▶ **Excerpted records**
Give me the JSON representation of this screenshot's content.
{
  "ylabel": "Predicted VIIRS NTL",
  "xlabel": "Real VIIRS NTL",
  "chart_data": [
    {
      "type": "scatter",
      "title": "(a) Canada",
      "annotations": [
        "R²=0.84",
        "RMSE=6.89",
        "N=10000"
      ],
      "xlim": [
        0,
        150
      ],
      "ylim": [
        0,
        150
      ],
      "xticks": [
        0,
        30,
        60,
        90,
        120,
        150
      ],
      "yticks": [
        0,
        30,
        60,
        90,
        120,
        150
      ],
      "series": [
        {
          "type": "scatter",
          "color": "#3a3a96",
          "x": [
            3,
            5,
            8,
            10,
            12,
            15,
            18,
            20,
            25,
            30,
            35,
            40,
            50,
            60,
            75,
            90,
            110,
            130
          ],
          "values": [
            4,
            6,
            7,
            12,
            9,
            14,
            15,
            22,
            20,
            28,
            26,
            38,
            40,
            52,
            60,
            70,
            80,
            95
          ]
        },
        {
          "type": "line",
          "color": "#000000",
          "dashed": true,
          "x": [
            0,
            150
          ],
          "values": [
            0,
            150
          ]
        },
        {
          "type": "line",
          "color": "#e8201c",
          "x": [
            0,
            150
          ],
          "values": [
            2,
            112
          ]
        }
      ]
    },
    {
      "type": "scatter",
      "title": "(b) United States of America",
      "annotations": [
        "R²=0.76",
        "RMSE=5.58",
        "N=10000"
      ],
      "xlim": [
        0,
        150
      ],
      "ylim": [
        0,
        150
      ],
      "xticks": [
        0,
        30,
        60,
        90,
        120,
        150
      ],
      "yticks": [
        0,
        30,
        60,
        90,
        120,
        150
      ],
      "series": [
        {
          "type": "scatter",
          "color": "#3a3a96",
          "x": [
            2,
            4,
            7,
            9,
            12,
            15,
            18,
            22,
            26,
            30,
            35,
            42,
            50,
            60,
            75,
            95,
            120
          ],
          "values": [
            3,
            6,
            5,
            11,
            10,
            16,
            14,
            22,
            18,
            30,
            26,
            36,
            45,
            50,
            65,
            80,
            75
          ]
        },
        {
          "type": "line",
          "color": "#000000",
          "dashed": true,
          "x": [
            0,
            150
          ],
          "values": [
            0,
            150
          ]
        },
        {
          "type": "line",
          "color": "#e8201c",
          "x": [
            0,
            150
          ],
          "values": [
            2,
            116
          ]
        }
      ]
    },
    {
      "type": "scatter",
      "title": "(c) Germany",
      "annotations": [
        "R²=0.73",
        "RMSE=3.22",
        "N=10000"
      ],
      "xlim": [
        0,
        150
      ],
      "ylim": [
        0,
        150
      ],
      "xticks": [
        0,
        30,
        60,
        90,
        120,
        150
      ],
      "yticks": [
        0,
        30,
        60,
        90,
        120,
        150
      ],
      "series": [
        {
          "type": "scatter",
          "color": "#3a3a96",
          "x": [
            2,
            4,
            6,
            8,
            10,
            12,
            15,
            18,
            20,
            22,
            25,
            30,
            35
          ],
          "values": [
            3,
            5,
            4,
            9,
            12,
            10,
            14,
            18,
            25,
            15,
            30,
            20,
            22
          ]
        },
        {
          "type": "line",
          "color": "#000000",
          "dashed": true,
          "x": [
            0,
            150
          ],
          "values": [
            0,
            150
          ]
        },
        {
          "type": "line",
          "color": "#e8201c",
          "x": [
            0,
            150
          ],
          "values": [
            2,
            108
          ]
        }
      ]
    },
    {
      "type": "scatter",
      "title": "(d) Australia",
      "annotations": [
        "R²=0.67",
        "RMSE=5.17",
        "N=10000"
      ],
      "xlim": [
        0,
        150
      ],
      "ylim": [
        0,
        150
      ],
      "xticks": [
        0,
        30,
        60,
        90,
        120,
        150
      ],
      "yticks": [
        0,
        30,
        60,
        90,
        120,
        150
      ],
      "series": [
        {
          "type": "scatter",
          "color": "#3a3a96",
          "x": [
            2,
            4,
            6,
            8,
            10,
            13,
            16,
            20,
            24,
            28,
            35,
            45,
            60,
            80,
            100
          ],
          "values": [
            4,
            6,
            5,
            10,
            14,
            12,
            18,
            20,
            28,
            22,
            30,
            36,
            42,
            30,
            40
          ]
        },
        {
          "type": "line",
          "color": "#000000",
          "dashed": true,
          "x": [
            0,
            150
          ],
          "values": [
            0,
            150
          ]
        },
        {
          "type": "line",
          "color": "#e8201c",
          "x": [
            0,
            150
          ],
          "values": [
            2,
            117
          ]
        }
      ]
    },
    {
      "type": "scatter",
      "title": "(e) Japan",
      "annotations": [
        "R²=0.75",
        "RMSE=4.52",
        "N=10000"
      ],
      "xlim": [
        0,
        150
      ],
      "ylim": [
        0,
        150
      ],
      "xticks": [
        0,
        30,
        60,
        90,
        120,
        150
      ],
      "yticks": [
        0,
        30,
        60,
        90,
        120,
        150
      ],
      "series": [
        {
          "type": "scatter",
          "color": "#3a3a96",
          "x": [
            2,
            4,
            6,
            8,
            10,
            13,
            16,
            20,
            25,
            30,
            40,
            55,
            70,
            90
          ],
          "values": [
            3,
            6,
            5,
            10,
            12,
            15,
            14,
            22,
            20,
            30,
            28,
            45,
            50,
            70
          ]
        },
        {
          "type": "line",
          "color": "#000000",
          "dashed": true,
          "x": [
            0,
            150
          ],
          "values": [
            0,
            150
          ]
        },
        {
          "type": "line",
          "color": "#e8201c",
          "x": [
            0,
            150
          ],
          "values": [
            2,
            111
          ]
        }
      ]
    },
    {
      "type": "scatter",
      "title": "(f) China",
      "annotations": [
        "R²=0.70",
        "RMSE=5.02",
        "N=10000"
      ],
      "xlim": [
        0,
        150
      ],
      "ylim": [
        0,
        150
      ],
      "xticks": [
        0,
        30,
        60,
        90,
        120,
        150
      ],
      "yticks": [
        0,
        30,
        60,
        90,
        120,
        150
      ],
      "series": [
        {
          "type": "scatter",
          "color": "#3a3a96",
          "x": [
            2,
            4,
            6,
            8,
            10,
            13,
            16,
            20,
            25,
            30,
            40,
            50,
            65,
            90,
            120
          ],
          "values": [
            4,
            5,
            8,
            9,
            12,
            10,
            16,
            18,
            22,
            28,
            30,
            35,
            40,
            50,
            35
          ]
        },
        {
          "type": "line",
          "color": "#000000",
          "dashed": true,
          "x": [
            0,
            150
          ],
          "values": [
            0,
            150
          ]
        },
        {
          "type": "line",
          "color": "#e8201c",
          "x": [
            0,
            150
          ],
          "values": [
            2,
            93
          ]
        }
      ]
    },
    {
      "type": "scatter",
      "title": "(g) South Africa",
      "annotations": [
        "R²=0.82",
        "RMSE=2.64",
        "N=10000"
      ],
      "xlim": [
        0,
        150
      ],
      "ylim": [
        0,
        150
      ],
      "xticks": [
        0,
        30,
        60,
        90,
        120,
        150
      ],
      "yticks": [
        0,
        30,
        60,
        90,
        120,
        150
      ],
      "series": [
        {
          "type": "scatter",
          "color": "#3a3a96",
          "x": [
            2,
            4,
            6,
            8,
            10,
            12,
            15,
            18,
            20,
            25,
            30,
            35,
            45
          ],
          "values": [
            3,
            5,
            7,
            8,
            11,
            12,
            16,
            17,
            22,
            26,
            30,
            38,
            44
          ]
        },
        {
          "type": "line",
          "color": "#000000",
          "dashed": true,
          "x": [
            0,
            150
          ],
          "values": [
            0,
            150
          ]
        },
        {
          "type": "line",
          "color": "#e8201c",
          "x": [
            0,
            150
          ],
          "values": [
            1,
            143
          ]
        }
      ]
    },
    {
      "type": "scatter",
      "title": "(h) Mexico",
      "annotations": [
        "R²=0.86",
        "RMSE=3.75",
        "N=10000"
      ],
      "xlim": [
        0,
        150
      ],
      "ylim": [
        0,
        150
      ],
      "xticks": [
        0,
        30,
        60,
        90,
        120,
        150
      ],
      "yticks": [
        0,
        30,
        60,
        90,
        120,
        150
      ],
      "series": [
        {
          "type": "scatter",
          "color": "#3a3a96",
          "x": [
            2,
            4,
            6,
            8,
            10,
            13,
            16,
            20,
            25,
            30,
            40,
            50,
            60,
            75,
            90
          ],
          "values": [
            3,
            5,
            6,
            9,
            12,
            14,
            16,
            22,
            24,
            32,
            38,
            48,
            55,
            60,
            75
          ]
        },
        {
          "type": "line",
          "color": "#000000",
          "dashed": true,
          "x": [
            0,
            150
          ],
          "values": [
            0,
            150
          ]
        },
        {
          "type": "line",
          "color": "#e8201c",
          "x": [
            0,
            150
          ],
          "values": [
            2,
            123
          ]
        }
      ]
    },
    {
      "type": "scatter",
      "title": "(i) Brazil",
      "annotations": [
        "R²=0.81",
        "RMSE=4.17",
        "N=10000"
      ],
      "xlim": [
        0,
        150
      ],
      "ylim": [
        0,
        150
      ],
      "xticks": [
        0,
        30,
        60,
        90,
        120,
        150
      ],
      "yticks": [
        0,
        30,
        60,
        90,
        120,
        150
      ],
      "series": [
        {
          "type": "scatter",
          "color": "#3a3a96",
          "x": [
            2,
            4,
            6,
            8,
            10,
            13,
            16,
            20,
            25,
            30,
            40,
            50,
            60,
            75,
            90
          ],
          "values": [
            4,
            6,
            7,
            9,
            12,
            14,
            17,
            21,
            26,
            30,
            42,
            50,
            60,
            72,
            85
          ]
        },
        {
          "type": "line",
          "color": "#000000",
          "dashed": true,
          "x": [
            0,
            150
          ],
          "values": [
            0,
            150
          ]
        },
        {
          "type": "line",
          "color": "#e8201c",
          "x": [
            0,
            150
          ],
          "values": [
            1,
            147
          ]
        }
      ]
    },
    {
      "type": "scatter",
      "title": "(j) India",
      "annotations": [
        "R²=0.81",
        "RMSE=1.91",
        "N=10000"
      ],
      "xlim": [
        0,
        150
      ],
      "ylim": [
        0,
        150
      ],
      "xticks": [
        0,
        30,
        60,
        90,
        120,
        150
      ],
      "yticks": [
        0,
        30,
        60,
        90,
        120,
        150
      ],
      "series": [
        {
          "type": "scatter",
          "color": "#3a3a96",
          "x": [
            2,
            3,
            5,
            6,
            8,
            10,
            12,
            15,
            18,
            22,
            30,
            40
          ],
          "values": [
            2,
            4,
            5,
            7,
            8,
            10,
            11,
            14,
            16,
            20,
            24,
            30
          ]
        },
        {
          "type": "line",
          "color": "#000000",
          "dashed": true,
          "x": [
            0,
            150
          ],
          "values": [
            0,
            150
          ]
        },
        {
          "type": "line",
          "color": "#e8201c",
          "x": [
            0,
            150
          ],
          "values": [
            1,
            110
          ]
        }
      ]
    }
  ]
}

▶ **Set task**
Reply with nothing but the number of lines in the data above that contain "RMSE".

▶ **Solution to this exercise**
10